# [What you are asked to do]
In the records below, copy out word for word the lines starting at the one containing "x-tick-label: 1995 — [348, 401, 375, 415]" and ending at the one containing "y-axis-unit-label: % — [22, 123, 33, 137]", including both of those lines.

# [Provided records]
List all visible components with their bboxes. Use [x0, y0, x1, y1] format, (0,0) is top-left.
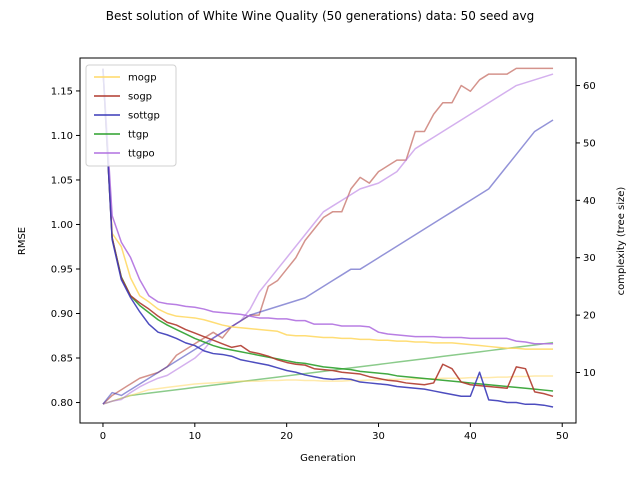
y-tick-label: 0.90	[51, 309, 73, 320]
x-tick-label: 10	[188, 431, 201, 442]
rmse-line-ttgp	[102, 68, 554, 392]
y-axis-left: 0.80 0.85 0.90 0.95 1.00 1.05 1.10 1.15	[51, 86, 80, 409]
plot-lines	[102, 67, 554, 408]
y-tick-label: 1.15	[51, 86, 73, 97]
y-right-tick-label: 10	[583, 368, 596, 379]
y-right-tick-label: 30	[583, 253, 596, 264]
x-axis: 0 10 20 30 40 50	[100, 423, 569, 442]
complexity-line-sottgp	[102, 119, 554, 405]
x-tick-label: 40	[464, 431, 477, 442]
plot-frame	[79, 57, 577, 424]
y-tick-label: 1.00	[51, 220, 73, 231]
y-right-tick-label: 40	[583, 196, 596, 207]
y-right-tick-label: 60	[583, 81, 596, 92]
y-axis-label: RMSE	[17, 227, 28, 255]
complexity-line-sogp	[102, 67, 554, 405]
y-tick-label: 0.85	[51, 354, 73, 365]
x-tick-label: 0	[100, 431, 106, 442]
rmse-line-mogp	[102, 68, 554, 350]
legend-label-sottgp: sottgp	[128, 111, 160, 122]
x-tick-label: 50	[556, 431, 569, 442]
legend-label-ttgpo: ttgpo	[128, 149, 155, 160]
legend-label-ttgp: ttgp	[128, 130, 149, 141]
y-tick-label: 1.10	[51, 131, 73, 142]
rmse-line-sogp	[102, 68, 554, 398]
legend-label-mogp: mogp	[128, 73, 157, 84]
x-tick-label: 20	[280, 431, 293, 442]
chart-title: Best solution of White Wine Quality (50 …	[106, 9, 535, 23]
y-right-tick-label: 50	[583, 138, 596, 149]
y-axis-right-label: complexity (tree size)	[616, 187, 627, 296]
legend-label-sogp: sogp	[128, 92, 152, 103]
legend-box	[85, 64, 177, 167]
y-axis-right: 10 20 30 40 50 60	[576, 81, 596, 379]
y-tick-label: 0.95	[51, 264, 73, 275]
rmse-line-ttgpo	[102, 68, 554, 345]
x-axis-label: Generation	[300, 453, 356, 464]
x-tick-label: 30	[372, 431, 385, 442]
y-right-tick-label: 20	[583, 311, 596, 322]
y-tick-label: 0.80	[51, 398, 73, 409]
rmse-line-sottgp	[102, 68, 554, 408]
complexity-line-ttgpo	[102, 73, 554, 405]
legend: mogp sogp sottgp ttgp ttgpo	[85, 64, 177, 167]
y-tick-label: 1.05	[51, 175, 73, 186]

...

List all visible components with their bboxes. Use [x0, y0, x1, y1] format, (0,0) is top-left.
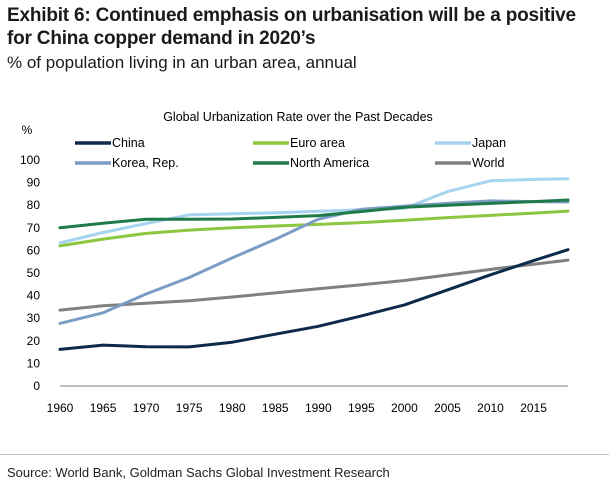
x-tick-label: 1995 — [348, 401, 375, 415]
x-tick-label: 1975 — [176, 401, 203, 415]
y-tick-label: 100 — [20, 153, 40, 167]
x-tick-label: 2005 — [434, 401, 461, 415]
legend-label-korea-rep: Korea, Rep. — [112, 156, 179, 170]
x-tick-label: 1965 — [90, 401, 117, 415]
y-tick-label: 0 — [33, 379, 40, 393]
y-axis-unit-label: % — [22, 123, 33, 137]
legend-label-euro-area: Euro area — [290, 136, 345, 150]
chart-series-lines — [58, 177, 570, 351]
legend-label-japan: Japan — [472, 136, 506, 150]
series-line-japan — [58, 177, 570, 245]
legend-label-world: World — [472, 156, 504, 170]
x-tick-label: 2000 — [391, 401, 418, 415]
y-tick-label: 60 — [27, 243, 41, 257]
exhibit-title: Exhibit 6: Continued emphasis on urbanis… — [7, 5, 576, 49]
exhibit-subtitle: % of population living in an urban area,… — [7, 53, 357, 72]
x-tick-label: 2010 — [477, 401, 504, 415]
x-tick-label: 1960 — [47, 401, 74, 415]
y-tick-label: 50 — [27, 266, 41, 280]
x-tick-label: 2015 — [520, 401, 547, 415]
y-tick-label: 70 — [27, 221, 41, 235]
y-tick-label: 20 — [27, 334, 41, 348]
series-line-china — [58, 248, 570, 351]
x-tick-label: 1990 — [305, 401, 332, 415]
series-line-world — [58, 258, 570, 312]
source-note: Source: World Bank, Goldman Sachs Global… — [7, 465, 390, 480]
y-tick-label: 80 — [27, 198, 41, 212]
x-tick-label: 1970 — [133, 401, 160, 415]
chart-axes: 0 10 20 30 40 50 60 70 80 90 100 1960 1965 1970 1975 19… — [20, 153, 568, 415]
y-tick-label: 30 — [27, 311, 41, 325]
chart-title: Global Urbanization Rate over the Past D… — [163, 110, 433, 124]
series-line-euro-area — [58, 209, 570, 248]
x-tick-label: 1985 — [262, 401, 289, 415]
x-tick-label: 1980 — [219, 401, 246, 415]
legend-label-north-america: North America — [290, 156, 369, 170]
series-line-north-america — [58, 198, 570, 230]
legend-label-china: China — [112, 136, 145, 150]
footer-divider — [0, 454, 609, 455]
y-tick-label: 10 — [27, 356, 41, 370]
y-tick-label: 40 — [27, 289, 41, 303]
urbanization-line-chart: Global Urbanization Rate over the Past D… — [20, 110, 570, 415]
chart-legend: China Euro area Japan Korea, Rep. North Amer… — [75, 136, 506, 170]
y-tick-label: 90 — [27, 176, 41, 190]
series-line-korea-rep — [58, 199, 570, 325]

# [Exercise answer]
x-tick-label: 1995 — [348, 401, 375, 415]
x-tick-label: 1975 — [176, 401, 203, 415]
y-tick-label: 100 — [20, 153, 40, 167]
x-tick-label: 2005 — [434, 401, 461, 415]
legend-label-korea-rep: Korea, Rep. — [112, 156, 179, 170]
x-tick-label: 1965 — [90, 401, 117, 415]
y-tick-label: 0 — [33, 379, 40, 393]
y-axis-unit-label: % — [22, 123, 33, 137]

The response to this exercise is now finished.